**DIRECTION:** Copy out each line of the material below that holds the string "this".

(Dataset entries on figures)
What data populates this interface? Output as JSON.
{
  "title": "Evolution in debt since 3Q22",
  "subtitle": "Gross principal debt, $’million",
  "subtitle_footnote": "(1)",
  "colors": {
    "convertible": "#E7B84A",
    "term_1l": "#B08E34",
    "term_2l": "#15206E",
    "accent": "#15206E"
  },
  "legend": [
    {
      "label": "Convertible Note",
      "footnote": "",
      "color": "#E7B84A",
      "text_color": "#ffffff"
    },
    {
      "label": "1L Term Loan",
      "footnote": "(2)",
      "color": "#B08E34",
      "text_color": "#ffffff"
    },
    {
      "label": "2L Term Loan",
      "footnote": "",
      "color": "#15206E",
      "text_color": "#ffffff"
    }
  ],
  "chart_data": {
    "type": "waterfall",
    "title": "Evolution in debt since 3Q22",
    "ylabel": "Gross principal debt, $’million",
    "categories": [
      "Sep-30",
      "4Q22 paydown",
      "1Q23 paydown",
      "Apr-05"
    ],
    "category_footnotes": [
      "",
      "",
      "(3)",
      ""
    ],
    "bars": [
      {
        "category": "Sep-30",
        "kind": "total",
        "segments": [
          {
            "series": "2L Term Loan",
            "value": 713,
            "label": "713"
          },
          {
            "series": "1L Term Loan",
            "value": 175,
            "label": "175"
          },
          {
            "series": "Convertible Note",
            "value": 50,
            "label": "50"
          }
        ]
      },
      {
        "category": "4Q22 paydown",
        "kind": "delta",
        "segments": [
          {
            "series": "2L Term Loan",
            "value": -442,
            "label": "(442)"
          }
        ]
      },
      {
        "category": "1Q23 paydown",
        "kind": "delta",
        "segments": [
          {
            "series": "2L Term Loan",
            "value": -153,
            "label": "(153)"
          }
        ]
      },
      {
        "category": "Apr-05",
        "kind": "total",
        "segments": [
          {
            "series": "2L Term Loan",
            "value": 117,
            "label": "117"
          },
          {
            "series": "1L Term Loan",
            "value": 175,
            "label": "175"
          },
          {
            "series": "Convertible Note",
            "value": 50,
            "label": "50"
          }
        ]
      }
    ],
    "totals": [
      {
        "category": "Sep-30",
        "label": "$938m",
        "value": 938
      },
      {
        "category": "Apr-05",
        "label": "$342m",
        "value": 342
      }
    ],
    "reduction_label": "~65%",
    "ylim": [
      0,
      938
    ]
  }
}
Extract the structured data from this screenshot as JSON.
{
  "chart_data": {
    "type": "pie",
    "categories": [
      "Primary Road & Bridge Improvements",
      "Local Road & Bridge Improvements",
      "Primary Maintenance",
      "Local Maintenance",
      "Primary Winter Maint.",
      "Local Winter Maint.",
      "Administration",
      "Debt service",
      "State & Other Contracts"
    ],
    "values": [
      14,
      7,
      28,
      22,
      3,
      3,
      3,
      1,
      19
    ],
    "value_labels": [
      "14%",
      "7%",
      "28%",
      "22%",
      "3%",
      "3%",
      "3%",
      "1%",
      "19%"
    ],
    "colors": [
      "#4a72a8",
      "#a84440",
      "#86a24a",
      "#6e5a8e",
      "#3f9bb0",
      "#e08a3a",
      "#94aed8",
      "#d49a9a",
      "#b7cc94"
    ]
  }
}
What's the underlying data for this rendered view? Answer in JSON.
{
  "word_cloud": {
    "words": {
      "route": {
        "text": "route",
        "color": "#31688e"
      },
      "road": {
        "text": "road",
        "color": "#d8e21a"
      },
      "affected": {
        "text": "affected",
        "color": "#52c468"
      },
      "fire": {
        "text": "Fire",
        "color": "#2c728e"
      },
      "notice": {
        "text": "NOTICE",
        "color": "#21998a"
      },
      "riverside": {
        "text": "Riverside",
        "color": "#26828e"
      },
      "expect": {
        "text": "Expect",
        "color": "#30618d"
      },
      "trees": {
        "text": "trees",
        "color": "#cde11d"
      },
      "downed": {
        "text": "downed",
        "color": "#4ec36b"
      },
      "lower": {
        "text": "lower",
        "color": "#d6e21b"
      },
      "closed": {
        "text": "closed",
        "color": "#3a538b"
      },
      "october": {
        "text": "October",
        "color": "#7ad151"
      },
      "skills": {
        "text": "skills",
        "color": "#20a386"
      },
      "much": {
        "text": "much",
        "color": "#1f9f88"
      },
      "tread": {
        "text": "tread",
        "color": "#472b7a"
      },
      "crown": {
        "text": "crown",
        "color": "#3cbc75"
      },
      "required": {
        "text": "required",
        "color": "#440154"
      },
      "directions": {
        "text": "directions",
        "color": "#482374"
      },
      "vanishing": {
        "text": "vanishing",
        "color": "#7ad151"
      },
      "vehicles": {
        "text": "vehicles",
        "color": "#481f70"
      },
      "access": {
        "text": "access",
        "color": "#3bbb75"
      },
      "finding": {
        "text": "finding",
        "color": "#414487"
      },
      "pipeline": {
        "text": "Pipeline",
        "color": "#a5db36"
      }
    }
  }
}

**OUTPUT OF THE EXERCISE:**
What data populates this interface? Output as JSON.
Extract the structured data from this screenshot as JSON.
What's the underlying data for this rendered view? Answer in JSON.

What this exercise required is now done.